■ **Given problem**: Reproduce each line bearing the word "values".

Data extracted from a collection
- - - -
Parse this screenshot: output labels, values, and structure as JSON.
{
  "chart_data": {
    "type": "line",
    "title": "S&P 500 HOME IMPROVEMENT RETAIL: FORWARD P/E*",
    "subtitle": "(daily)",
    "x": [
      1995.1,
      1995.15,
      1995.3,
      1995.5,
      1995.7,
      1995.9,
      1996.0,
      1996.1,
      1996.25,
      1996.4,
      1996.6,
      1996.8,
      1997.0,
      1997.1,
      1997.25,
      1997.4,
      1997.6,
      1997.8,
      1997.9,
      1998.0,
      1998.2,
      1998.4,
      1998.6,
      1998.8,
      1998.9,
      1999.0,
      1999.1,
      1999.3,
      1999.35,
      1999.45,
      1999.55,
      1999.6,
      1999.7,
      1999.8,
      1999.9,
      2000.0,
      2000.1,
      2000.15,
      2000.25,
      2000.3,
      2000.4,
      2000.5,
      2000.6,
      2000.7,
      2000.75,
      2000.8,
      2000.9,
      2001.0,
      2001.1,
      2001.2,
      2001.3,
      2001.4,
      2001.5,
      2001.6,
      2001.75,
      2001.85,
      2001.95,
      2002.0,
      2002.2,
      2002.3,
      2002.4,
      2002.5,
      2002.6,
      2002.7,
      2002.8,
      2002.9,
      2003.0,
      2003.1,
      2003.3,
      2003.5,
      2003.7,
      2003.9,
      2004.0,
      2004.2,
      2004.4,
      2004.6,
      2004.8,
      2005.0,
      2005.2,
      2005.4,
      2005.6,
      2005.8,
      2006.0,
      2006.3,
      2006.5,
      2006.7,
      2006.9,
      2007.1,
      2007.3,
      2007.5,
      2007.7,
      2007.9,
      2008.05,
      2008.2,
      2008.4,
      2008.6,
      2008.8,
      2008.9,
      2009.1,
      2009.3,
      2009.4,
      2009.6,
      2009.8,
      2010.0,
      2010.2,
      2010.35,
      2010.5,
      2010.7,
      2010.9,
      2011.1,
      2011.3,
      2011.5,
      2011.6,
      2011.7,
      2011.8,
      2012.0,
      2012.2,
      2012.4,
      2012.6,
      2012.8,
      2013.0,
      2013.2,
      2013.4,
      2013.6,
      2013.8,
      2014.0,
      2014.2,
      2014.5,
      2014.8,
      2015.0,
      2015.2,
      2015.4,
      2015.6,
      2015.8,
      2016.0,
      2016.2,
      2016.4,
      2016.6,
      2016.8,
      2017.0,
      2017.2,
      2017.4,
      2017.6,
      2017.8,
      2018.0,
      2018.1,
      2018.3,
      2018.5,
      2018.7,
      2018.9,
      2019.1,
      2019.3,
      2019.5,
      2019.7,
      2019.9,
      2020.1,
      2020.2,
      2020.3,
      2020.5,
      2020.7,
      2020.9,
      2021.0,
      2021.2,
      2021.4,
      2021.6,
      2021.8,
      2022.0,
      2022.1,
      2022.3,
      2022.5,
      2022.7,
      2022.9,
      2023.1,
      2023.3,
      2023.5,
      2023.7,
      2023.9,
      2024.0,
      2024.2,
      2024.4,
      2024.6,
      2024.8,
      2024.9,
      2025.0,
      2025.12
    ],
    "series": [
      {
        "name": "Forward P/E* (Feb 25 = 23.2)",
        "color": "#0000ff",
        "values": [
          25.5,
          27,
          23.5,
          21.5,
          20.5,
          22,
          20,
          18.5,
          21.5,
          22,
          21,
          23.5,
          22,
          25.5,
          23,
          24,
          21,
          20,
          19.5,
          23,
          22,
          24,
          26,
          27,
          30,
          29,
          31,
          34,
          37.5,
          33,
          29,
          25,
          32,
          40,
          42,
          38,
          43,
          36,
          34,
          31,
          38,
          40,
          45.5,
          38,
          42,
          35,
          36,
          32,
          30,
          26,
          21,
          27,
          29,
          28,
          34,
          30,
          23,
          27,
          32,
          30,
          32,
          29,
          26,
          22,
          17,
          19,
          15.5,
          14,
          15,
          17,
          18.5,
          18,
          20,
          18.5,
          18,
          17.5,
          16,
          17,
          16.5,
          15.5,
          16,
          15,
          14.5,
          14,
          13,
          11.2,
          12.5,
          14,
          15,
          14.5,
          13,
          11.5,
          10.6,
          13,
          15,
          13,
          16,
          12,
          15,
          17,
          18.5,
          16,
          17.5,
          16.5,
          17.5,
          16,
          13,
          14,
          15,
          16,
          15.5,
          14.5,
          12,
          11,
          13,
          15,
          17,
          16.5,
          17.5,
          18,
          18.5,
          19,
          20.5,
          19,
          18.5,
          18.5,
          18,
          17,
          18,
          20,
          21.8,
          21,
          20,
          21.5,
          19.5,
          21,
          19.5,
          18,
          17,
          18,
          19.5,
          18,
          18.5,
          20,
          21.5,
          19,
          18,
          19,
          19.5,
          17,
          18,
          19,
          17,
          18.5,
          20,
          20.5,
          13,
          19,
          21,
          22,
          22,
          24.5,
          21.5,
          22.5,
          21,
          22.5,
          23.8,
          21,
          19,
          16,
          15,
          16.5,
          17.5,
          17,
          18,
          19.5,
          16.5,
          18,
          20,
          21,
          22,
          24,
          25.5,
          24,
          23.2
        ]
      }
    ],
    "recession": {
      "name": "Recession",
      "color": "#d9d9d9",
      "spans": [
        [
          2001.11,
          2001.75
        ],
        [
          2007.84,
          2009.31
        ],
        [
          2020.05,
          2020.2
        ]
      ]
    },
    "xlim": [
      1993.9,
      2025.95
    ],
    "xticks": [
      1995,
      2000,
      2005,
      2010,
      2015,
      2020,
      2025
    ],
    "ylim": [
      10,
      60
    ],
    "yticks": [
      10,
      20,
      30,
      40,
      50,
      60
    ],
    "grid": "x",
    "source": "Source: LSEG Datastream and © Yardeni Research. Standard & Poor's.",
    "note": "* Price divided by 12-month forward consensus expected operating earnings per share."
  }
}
- - - -
■ **Complete answer**:
Parse this screenshot: output labels, values, and structure as JSON.
        "values": [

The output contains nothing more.